Supplied text:
The evidence is overwhelming.

According to a June 14, 2022 report, for example,

A new study has found that Facebook has failed to catch Islamic State group and al-Shabab extremist content in posts aimed at East Africa as the region remains under threat from violent attacks…. [Facebook] repeatedly failed to act on sensitive content including hate speech in many places around the world. Even posts calling for violence and murder “in languages including Swahili, Somali and Arabic — were allowed to be widely shared.”

Facebook came under heavy criticism following this. After noting that “Facebook is a business,” Leah Kimathi, a Kenyan consultant in governance, peace and security, added: “The least they can do is ensure that something they’re selling to us is not going to kill us.”

“Why are they [Facebook] not acting on rampant content put up by [the Islamic terrorist group] al-Shabab?” Moustafa Ayad, who worked on the report, asked. “You’d think that after 20 years of dealing with al-Qaida, they’d have a good understanding of the language they [jihadists] use, the symbolism.”

Spotify Slaughter Songs

This, of course, is hardly the first time Facebook has been called out. Another report, from nearly a year ago, found that

Facebook allowed photos of beheadings and violent hate speech from ISIS and the Taliban to be tagged as “insightful” and “engaging”… Extremists have turned to the social media platform as a weapon “to promote their hate-filled agenda and rally supporters” on hundreds of groups… These groups have sprouted up across the platform over the last 18 months and vary in size from a few hundred to tens of thousands of members, the review found. One pro-Taliban group created in spring this year and had grown to 107,000 members before it was deleted… Overall, extremist content is “routinely getting through the net,” despite claims from Meta – the company that owns Facebook – that it’s cracking down on extremists. There were reportedly “scores of groups” allowed to operate on Facebook that were supportive of either Islamic State or the Taliban, according to a new report.

Data excerpts:
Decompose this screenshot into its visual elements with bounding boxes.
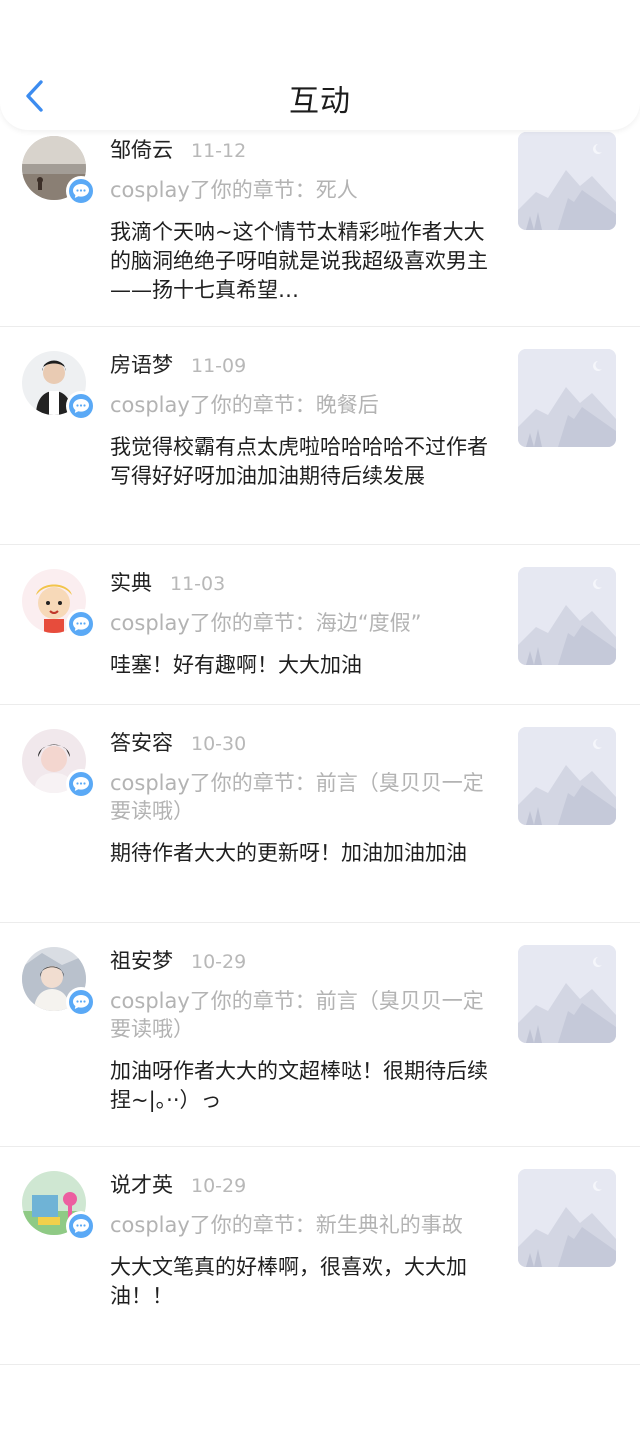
- chapter-thumbnail[interactable]: [518, 1169, 616, 1267]
- chapter-thumbnail[interactable]: [518, 567, 616, 665]
- timestamp: 10-29: [191, 1175, 247, 1197]
- user-name[interactable]: 祖安梦: [110, 945, 173, 975]
- avatar[interactable]: [22, 1171, 96, 1245]
- list-item[interactable]: 邹倚云 11-12 cosplay了你的章节：死人 我滴个天呐~这个情节太精彩啦…: [0, 130, 640, 327]
- chapter-text: cosplay了你的章节：海边“度假”: [110, 611, 422, 635]
- avatar[interactable]: [22, 947, 96, 1021]
- chapter-thumbnail[interactable]: [518, 945, 616, 1043]
- comment-badge-icon: [66, 391, 96, 421]
- list-item[interactable]: 说才英 10-29 cosplay了你的章节：新生典礼的事故 大大文笔真的好棒啊…: [0, 1147, 640, 1365]
- timestamp: 11-09: [191, 355, 247, 377]
- timestamp: 11-12: [191, 140, 247, 162]
- chapter-text: cosplay了你的章节：死人: [110, 178, 358, 202]
- avatar[interactable]: [22, 729, 96, 803]
- interaction-list: 邹倚云 11-12 cosplay了你的章节：死人 我滴个天呐~这个情节太精彩啦…: [0, 130, 640, 1365]
- avatar[interactable]: [22, 136, 96, 210]
- avatar[interactable]: [22, 351, 96, 425]
- timestamp: 10-30: [191, 733, 247, 755]
- comment-badge-icon: [66, 987, 96, 1017]
- timestamp: 11-03: [170, 573, 226, 595]
- list-item[interactable]: 答安容 10-30 cosplay了你的章节：前言（臭贝贝一定要读哦） 期待作者…: [0, 705, 640, 923]
- chapter-text: cosplay了你的章节：晚餐后: [110, 393, 379, 417]
- top-bar: 互动: [0, 0, 640, 130]
- comment-text: 哇塞！好有趣啊！大大加油: [110, 653, 362, 677]
- avatar[interactable]: [22, 569, 96, 643]
- chapter-text: cosplay了你的章节：前言（臭贝贝一定要读哦）: [110, 771, 484, 823]
- list-item[interactable]: 房语梦 11-09 cosplay了你的章节：晚餐后 我觉得校霸有点太虎啦哈哈哈…: [0, 327, 640, 545]
- comment-text: 期待作者大大的更新呀！加油加油加油: [110, 841, 467, 865]
- user-name[interactable]: 说才英: [110, 1169, 173, 1199]
- comment-badge-icon: [66, 1211, 96, 1241]
- user-name[interactable]: 邹倚云: [110, 134, 173, 164]
- comment-text: 加油呀作者大大的文超棒哒！很期待后续捏~|。··）っ: [110, 1059, 488, 1112]
- image-placeholder-icon: [518, 727, 616, 825]
- user-name[interactable]: 房语梦: [110, 349, 173, 379]
- comment-badge-icon: [66, 609, 96, 639]
- user-name[interactable]: 实典: [110, 567, 152, 597]
- comment-badge-icon: [66, 769, 96, 799]
- chapter-text: cosplay了你的章节：新生典礼的事故: [110, 1213, 463, 1237]
- chapter-thumbnail[interactable]: [518, 727, 616, 825]
- chapter-thumbnail[interactable]: [518, 132, 616, 230]
- image-placeholder-icon: [518, 132, 616, 230]
- comment-text: 我滴个天呐~这个情节太精彩啦作者大大的脑洞绝绝子呀咱就是说我超级喜欢男主——扬十…: [110, 220, 488, 302]
- user-name[interactable]: 答安容: [110, 727, 173, 757]
- image-placeholder-icon: [518, 945, 616, 1043]
- image-placeholder-icon: [518, 567, 616, 665]
- timestamp: 10-29: [191, 951, 247, 973]
- image-placeholder-icon: [518, 349, 616, 447]
- list-item[interactable]: 祖安梦 10-29 cosplay了你的章节：前言（臭贝贝一定要读哦） 加油呀作…: [0, 923, 640, 1147]
- chapter-text: cosplay了你的章节：前言（臭贝贝一定要读哦）: [110, 989, 484, 1041]
- comment-badge-icon: [66, 176, 96, 206]
- comment-text: 大大文笔真的好棒啊，很喜欢，大大加油！！: [110, 1255, 467, 1308]
- page-title: 互动: [289, 84, 351, 119]
- comment-text: 我觉得校霸有点太虎啦哈哈哈哈不过作者写得好好呀加油加油期待后续发展: [110, 435, 488, 488]
- image-placeholder-icon: [518, 1169, 616, 1267]
- chapter-thumbnail[interactable]: [518, 349, 616, 447]
- list-item[interactable]: 实典 11-03 cosplay了你的章节：海边“度假” 哇塞！好有趣啊！大大加…: [0, 545, 640, 705]
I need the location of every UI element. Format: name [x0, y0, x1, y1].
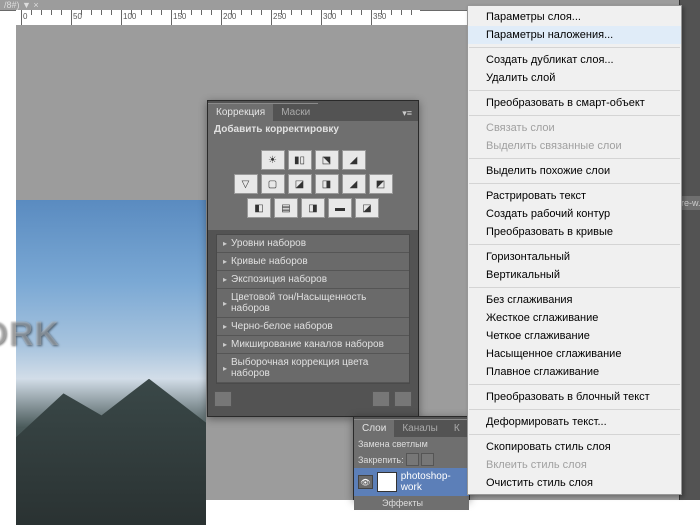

Challenge:
Please carry on with the passage about Facebook and extremist content, picking up right after its final sentence.

Written response:
More recently, in late August, 2022, a Muslim man in the UK was found guilty of sharing propaganda videos that glorified Islamic terrorists, including videos made by the Islamic State. Where did he share them with such impunity? On Instagram, WhatsApp, and, of course, Facebook.

Meanwhile, according to a July 11 report, over at YouTube, Apple Music, Spotify, and Amazon Prime, there are “countless” songs, made or sung by “religious fanatics,” that “glorify” the slaughter of anyone who insults Muhammad:

The platforming of dangerous songs calling for the beheading of those accused of “blasphemy” against Prophet Muhammad is a shocking indictment of the music streaming services, highlighting their negligence toward content consumed by millions across the globe and the impact it could have in legitimizing the killings over “blasphemy.”

“YouTube Music,” the report continues, “has the maximum number of songs in this genre,” including one under the title, “We will kill those [who] commit blasphemy in the name of Muhammad. We will create a mountain of dead bodies of those who commit blasphemy.” Written six months after YouTube was notified such songs had been posted on its site, the report adds that “no action has been taken by YouTube.”

Decapitation Ballads

Needless to say, this issue is significantly worse when one consider non-English or non-European language content. Over the years, I’ve personally seen countless Arabic-language messages on Facebook and other social media giants that amount to nothing less than terrorist incitement. These posts typically remain there for years — until, of course, I or others draw attention to them in English-language articles, at which point they are conveniently removed.

In other words, as long as only Muslims see — and are radicalized by — these posts full of hatred and incitement for violence against non-Muslims, social media companies leave them up. Once a Western audience learns about these posts — and Islam looks bad again as a result — they get taken down.

This is not always the case, of course. For example, in December, 2021, I translated an immensely profane and hate-filled Arabic-language tirade from a New York-based Muslim man against two Christian men from Egypt — a rant that culminates with him loudly threatening decapitation to anyone who “hurts the reputation of Muhammad.” This video, which currently has nearly 110,000 views, is still up on YouTube, and (by no coincidence) still only in available in Arabic, though the “warning” that “this video may be inappropriate for some users” now accompanies it.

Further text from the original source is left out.